• _Text under study_
When a user connects it would create a pipeline based on which method they connected from (telnet, irc client, or websocket) they have a chat logic handler that ends up registering that user with a central (ETS hosting) process. It would then send an activation signal to the :logging on demand trigger, which will create a logging pipeline for that specific user to so that user’s activity can be aggregated and logged.

When a second user connects and the first user tries to send him a message, the first user’s ChatLoggingHandler would directly send a message sent command to the 2nd user’s ChatLoggingHandler, which will then send the message up the 2nd user’s pipeline as output.

Conclusion

So the whole point is to be able to build a system by creating small composable parts to (hopefully) make it easier to manage a complex networked server.

I’m not 100% sold on this yet, though the prototyping has given me a bit more confidence that there’s a valuable nugget of an idea here, though part of me is wondering if it’s adding more overhead than I’m trying to solve. There is still pretty heavy coupling between the handlers as they all need to know how to handle each other’s inputs and outputs correctly for this to work, so it may not be simple as plugging in some other users handlers with your own handlers.

• _Dataset entries_
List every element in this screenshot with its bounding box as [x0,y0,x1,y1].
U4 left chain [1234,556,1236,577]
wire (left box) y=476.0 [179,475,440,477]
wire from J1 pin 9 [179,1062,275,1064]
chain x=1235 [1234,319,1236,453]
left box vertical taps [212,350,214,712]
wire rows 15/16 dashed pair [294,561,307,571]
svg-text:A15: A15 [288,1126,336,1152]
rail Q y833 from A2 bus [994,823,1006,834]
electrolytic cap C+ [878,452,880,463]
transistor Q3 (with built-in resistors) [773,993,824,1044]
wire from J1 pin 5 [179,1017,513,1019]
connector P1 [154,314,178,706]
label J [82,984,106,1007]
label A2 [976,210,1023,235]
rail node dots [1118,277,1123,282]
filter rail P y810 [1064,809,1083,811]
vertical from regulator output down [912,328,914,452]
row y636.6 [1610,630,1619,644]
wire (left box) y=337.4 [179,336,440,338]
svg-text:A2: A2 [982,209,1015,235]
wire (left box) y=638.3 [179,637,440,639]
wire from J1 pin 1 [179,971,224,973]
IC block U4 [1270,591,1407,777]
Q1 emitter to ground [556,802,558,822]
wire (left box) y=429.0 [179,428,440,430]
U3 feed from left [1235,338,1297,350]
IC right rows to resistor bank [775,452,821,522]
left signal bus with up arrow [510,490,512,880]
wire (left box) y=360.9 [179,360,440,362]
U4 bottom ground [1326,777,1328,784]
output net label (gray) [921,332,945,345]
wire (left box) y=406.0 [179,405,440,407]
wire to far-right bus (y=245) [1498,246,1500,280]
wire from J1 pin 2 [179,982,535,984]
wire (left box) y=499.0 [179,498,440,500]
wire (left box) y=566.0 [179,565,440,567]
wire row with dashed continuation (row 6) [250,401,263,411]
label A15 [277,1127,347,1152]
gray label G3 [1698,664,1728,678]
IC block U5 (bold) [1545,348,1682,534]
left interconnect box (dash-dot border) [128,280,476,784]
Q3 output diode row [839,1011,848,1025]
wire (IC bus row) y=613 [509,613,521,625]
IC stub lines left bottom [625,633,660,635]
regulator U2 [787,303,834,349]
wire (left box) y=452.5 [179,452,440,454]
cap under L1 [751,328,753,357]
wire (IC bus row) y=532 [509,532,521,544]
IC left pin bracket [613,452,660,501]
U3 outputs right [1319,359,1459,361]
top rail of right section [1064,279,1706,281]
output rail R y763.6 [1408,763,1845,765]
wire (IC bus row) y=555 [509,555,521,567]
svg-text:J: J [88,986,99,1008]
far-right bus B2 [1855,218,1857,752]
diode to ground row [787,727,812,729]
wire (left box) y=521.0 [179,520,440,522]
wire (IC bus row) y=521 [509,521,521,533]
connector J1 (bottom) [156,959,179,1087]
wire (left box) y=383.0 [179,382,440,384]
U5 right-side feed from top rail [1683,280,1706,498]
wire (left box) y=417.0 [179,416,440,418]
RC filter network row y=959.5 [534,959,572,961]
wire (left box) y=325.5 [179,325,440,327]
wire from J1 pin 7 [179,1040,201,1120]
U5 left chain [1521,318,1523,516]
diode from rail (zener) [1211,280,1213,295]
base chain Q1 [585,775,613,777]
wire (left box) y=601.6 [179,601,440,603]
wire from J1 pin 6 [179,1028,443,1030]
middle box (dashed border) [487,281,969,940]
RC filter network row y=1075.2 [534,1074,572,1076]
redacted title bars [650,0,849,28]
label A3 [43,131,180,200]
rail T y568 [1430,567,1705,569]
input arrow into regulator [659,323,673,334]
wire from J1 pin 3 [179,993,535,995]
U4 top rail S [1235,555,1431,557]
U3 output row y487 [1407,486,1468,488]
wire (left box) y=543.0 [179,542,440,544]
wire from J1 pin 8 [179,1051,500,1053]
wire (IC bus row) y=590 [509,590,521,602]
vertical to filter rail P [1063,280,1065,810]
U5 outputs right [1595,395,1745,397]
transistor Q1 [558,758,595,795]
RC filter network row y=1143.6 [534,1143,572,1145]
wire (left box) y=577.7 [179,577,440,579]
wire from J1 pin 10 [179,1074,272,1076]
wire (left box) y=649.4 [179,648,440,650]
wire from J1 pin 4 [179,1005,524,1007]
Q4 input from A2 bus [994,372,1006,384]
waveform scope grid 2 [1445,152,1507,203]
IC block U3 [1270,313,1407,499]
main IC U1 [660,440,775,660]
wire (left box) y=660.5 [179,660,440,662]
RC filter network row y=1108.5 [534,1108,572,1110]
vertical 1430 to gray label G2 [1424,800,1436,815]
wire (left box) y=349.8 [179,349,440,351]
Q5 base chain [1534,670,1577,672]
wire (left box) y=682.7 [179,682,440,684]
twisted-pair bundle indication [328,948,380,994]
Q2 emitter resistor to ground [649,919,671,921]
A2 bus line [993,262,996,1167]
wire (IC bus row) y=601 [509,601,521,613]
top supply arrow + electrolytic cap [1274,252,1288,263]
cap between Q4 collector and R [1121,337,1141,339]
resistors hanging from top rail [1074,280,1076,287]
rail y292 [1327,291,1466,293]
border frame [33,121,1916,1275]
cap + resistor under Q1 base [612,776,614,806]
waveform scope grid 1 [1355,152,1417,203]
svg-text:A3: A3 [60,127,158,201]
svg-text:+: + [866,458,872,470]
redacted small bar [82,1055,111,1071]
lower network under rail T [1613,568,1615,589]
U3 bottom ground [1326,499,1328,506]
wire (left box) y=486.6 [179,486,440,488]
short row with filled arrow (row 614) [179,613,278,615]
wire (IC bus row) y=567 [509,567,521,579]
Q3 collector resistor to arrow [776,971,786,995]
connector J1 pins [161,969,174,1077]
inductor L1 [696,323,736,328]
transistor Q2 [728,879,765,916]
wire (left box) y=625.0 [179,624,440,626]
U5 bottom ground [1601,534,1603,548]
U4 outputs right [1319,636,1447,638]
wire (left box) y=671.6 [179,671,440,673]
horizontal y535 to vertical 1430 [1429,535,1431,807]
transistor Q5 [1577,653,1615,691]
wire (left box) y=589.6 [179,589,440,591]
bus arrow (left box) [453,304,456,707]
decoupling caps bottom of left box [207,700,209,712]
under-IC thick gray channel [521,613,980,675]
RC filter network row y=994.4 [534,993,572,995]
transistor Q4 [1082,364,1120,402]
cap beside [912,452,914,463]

• _Complete the following_
1. Answer each question from the chat server design text.
(a) Through which three methods can a user connect?
(b) What does the first user's ChatLoggingHandler send directly to the second user's ChatLoggingHandler?
(c) According to the writer, what do all the handlers need to know for the system to work?
2. Carry the chat server design text forward, beginning right after its final sentence.
The listing plays no part in the work on the chat server design text.

• _Results of the tasks_
1.
(a) Telnet, an IRC client, or a websocket.
(b) A message sent command.
(c) How to handle each other's inputs and outputs correctly.

2.
I need to flesh out a lot of concepts, like how (or should) pipelines communicate/discover each other, the best way to have pipeline aggregated stats (e.g. each handler reporting it’s own stats from a pipeline so you can get holistic metrics on a pipeline), practical methods of activating dynamic on demand triggers, etc…

Ideally too this would make it easy to create network servers that support hot-reloading, and there are a lot of module boundaries that make this difficult.

If this idea does end up working I would probably use this as a framework to try and build a high performance live streaming server which would optimally support 10Gbps data transfer with low latency, and I do wonder if the massive amount of processes works with that goal.

So anyways, if anyone actually got this far I’d love to hear thoughts (even negative ones) about this idea.